**The problem:** Restate the whole of the material. Keep every word, and drop the pictures.

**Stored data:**
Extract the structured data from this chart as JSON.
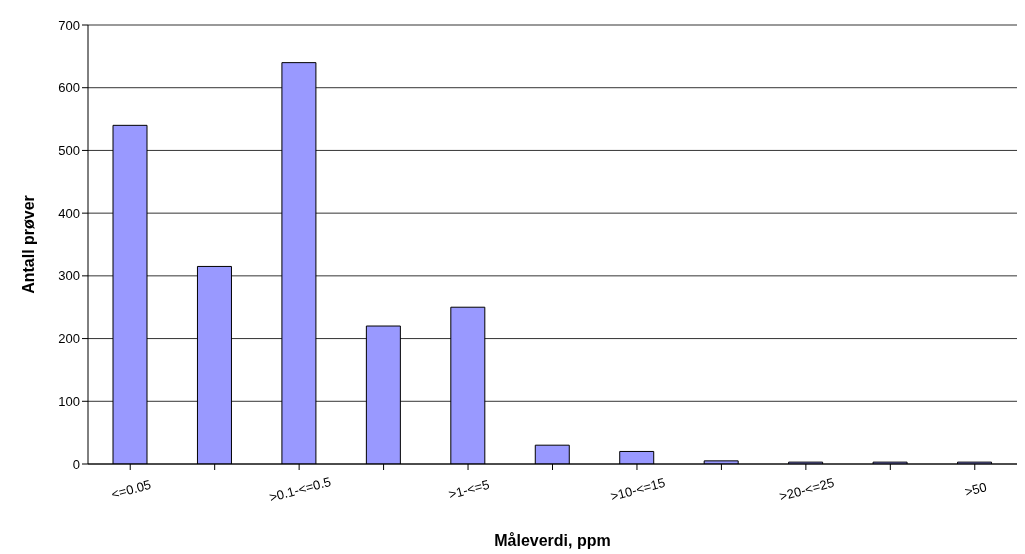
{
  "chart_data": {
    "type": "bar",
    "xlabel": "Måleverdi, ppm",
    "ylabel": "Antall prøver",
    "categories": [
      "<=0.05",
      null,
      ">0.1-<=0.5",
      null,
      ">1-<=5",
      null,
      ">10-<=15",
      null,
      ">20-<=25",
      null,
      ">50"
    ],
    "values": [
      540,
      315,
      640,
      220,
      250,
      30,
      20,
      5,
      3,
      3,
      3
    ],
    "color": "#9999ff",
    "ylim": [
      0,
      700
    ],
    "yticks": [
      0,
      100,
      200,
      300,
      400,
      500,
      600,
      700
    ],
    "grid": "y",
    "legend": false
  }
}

**Answer below:**
Extract the structured data from this chart as JSON.
{
  "chart_data": {
    "type": "bar",
    "xlabel": "Måleverdi, ppm",
    "ylabel": "Antall prøver",
    "categories": [
      "<=0.05",
      null,
      ">0.1-<=0.5",
      null,
      ">1-<=5",
      null,
      ">10-<=15",
      null,
      ">20-<=25",
      null,
      ">50"
    ],
    "values": [
      540,
      315,
      640,
      220,
      250,
      30,
      20,
      5,
      3,
      3,
      3
    ],
    "color": "#9999ff",
    "ylim": [
      0,
      700
    ],
    "yticks": [
      0,
      100,
      200,
      300,
      400,
      500,
      600,
      700
    ],
    "grid": "y",
    "legend": false
  }
}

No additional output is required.